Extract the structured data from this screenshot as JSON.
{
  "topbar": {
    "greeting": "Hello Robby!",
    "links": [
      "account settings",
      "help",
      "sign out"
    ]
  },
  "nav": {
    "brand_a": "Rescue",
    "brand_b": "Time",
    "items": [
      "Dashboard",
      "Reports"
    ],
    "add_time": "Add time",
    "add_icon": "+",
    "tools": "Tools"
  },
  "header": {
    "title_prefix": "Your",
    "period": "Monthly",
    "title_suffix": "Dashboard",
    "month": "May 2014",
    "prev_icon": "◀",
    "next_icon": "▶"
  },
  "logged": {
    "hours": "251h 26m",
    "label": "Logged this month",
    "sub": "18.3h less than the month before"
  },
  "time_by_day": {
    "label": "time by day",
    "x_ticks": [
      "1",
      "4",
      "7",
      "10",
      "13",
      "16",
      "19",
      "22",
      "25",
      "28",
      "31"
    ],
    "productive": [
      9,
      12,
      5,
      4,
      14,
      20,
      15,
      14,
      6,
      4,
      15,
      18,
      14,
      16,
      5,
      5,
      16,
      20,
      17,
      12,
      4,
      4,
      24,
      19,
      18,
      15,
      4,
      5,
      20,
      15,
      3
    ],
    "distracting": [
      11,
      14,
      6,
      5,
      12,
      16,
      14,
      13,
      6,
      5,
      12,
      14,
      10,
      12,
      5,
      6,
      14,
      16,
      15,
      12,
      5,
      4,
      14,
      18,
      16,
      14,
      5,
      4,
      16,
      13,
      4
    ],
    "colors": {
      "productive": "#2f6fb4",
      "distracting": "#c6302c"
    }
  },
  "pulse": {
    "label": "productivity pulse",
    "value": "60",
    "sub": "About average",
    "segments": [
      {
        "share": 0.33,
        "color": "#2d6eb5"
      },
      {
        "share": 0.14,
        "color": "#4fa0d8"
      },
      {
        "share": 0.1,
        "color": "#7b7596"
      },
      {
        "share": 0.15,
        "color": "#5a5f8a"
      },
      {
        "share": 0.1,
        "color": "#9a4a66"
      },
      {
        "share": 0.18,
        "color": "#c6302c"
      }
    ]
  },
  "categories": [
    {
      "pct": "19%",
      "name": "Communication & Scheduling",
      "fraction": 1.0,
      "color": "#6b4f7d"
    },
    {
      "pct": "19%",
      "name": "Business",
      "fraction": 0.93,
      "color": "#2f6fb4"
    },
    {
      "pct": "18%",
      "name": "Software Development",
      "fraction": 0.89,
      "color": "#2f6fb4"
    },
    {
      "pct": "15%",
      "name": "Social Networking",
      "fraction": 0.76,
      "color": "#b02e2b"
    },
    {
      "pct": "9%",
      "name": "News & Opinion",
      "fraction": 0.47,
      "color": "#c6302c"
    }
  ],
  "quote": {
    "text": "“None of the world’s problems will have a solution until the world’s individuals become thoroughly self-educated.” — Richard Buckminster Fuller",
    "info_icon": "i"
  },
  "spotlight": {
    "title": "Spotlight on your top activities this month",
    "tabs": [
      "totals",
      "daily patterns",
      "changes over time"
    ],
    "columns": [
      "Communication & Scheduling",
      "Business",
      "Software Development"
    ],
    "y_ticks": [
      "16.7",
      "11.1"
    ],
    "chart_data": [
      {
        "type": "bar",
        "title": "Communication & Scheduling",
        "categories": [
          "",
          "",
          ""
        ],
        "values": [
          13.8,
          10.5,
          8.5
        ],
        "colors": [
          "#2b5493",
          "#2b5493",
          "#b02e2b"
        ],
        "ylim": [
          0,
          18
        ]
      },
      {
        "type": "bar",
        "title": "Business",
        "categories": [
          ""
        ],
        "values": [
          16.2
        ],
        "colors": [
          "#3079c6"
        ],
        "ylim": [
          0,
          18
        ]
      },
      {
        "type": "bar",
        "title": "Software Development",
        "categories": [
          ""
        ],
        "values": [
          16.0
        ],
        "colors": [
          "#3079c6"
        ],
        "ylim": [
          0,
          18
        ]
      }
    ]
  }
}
◇ ◇ ◇ ◇ ◇ ◇ ◇
WORK TO BE COMPLETED:
Search the records for the word "fraction", then list every line that has it.

ANSWER TO THE TASK:
      "fraction": 1.0,
      "fraction": 0.93,
      "fraction": 0.89,
      "fraction": 0.76,
      "fraction": 0.47,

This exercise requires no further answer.